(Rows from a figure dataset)

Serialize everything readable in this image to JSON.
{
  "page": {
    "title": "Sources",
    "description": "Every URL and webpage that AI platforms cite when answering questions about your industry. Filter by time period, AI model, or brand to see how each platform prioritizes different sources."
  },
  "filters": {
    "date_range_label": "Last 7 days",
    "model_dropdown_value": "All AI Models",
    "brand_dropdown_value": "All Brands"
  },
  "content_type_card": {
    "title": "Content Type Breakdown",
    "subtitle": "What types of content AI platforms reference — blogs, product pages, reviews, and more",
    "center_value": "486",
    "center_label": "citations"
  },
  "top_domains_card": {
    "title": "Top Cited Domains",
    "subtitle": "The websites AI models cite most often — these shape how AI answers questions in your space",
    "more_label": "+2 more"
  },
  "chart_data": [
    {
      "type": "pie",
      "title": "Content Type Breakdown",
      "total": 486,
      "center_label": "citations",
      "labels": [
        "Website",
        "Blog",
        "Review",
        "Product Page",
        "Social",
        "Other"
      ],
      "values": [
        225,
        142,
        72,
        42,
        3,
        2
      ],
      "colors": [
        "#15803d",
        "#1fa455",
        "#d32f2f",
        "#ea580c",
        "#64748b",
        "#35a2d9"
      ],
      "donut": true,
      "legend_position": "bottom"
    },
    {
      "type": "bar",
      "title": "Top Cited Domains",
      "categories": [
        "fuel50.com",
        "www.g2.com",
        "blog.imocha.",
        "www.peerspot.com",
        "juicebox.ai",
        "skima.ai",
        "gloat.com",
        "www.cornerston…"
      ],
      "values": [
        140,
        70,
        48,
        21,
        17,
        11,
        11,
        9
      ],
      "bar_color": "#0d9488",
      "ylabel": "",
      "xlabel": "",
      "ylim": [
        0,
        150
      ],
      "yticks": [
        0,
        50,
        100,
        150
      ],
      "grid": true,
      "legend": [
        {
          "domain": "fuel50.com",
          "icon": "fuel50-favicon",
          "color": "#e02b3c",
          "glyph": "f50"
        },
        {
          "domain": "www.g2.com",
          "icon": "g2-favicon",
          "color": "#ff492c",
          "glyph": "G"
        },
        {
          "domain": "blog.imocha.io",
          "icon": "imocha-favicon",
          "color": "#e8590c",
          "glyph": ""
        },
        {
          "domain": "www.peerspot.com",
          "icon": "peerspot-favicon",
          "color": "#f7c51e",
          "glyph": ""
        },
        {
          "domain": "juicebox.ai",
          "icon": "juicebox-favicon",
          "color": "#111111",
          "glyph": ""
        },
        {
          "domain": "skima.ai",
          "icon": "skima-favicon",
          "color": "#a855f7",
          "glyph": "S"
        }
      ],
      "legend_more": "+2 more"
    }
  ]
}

Directive: Transcribe every line of the data, exactly as it stands.

Task solution:
Serialize everything readable in this image to JSON.
{
  "page": {
    "title": "Sources",
    "description": "Every URL and webpage that AI platforms cite when answering questions about your industry. Filter by time period, AI model, or brand to see how each platform prioritizes different sources."
  },
  "filters": {
    "date_range_label": "Last 7 days",
    "model_dropdown_value": "All AI Models",
    "brand_dropdown_value": "All Brands"
  },
  "content_type_card": {
    "title": "Content Type Breakdown",
    "subtitle": "What types of content AI platforms reference — blogs, product pages, reviews, and more",
    "center_value": "486",
    "center_label": "citations"
  },
  "top_domains_card": {
    "title": "Top Cited Domains",
    "subtitle": "The websites AI models cite most often — these shape how AI answers questions in your space",
    "more_label": "+2 more"
  },
  "chart_data": [
    {
      "type": "pie",
      "title": "Content Type Breakdown",
      "total": 486,
      "center_label": "citations",
      "labels": [
        "Website",
        "Blog",
        "Review",
        "Product Page",
        "Social",
        "Other"
      ],
      "values": [
        225,
        142,
        72,
        42,
        3,
        2
      ],
      "colors": [
        "#15803d",
        "#1fa455",
        "#d32f2f",
        "#ea580c",
        "#64748b",
        "#35a2d9"
      ],
      "donut": true,
      "legend_position": "bottom"
    },
    {
      "type": "bar",
      "title": "Top Cited Domains",
      "categories": [
        "fuel50.com",
        "www.g2.com",
        "blog.imocha.",
        "www.peerspot.com",
        "juicebox.ai",
        "skima.ai",
        "gloat.com",
        "www.cornerston…"
      ],
      "values": [
        140,
        70,
        48,
        21,
        17,
        11,
        11,
        9
      ],
      "bar_color": "#0d9488",
      "ylabel": "",
      "xlabel": "",
      "ylim": [
        0,
        150
      ],
      "yticks": [
        0,
        50,
        100,
        150
      ],
      "grid": true,
      "legend": [
        {
          "domain": "fuel50.com",
          "icon": "fuel50-favicon",
          "color": "#e02b3c",
          "glyph": "f50"
        },
        {
          "domain": "www.g2.com",
          "icon": "g2-favicon",
          "color": "#ff492c",
          "glyph": "G"
        },
        {
          "domain": "blog.imocha.io",
          "icon": "imocha-favicon",
          "color": "#e8590c",
          "glyph": ""
        },
        {
          "domain": "www.peerspot.com",
          "icon": "peerspot-favicon",
          "color": "#f7c51e",
          "glyph": ""
        },
        {
          "domain": "juicebox.ai",
          "icon": "juicebox-favicon",
          "color": "#111111",
          "glyph": ""
        },
        {
          "domain": "skima.ai",
          "icon": "skima-favicon",
          "color": "#a855f7",
          "glyph": "S"
        }
      ],
      "legend_more": "+2 more"
    }
  ]
}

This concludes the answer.